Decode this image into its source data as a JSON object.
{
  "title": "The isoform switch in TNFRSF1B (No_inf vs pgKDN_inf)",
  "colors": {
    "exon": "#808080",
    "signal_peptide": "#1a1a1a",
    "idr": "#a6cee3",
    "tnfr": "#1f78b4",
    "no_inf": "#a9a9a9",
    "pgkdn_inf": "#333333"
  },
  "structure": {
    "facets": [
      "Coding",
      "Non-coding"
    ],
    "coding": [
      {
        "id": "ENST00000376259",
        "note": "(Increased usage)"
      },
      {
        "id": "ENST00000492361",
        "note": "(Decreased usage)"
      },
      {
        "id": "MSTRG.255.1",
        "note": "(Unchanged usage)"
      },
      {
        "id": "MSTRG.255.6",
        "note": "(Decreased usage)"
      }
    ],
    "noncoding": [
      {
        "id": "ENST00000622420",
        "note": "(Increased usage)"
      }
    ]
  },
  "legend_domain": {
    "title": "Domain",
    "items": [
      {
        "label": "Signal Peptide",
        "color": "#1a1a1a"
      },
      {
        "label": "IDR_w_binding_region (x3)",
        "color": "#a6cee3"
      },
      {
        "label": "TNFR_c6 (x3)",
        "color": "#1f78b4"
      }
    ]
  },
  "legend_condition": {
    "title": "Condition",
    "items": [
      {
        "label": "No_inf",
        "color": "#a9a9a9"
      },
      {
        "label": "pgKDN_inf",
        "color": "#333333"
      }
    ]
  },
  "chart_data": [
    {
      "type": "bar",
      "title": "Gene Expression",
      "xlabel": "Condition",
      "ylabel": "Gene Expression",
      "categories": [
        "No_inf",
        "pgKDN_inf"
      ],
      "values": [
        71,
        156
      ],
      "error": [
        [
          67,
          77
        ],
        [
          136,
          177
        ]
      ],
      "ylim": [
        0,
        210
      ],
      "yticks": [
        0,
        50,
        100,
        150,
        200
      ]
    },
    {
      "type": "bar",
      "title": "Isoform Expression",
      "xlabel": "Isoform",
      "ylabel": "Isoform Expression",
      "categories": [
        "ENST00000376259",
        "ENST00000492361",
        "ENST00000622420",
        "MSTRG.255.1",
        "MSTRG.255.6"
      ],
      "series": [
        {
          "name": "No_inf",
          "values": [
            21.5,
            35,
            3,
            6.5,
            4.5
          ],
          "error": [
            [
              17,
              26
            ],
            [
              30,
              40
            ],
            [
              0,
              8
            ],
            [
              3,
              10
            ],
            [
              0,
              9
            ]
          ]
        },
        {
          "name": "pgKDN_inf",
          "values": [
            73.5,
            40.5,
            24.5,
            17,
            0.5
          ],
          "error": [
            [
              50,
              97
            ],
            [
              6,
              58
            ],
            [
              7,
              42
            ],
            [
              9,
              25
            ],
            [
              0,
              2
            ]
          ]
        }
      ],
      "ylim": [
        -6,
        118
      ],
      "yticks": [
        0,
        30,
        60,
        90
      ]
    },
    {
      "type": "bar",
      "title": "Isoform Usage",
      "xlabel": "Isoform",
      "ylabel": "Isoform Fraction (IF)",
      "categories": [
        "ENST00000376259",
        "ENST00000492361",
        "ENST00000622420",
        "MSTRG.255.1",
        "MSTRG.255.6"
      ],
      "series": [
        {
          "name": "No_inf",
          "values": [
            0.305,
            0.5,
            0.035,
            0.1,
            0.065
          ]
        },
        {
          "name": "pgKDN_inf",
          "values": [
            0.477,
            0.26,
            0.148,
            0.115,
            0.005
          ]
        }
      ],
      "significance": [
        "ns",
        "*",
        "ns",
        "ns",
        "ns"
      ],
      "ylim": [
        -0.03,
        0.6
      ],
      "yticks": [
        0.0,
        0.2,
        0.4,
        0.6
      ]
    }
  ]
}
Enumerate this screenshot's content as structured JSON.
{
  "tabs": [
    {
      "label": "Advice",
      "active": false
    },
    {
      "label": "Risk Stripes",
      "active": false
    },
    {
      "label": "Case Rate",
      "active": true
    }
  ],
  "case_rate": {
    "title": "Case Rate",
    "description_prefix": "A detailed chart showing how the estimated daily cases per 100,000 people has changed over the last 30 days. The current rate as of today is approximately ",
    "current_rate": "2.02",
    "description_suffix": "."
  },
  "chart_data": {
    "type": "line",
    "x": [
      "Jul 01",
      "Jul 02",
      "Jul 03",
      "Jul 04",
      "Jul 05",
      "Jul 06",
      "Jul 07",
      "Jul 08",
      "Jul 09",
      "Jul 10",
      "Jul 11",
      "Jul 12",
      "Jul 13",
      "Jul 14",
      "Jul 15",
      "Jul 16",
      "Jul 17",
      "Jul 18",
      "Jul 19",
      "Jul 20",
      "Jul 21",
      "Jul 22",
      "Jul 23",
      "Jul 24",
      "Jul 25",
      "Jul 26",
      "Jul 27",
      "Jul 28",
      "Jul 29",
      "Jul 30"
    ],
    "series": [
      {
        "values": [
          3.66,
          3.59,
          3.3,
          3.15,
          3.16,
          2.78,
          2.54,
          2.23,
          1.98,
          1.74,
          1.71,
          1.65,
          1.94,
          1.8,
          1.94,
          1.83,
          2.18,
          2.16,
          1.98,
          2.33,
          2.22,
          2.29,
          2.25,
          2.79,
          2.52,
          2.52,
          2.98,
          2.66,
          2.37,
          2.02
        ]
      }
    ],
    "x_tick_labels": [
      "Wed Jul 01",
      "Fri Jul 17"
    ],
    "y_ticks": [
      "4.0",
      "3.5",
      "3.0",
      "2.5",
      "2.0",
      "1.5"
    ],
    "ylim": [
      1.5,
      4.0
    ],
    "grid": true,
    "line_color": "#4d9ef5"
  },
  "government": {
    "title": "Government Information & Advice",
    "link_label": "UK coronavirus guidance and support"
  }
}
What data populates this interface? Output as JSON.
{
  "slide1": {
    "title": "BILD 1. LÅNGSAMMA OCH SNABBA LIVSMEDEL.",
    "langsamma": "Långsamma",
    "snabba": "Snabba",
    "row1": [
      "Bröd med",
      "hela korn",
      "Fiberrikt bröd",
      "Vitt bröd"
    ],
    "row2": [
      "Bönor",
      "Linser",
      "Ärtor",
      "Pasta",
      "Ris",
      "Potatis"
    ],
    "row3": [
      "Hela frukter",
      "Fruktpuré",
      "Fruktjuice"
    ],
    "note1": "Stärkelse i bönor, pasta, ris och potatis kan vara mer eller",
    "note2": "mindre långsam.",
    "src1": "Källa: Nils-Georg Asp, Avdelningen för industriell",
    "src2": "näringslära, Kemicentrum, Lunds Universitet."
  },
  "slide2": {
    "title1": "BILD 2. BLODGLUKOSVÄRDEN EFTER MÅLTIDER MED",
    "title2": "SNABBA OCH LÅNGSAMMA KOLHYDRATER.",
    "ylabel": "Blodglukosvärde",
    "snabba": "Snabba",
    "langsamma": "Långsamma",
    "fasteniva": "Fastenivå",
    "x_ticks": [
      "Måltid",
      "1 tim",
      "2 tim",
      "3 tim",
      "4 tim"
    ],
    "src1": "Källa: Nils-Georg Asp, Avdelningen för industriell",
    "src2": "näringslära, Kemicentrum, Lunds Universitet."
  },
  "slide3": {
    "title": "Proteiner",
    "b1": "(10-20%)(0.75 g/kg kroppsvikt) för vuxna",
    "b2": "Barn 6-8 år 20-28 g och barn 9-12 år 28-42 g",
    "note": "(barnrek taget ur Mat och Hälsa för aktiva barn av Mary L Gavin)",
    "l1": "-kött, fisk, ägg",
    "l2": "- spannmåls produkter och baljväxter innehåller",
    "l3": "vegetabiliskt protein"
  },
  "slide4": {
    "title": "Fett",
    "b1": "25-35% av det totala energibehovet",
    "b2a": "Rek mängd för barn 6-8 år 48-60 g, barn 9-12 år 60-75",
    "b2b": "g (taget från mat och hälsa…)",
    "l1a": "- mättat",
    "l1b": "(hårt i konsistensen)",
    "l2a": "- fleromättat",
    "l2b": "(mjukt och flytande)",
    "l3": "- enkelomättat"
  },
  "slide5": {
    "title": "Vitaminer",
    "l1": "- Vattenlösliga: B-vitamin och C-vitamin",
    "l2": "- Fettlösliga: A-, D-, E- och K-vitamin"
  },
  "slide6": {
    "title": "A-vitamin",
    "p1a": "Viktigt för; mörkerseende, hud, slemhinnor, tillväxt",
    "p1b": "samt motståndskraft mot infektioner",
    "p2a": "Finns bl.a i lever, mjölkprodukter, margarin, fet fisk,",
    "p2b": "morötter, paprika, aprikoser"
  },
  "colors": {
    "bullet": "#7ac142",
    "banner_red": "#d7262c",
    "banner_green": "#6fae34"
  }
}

Task —
Which of the lines in the material above contain "BILD"? Copy each one out.

Task response —
    "title": "BILD 1. LÅNGSAMMA OCH SNABBA LIVSMEDEL.",
    "title1": "BILD 2. BLODGLUKOSVÄRDEN EFTER MÅLTIDER MED",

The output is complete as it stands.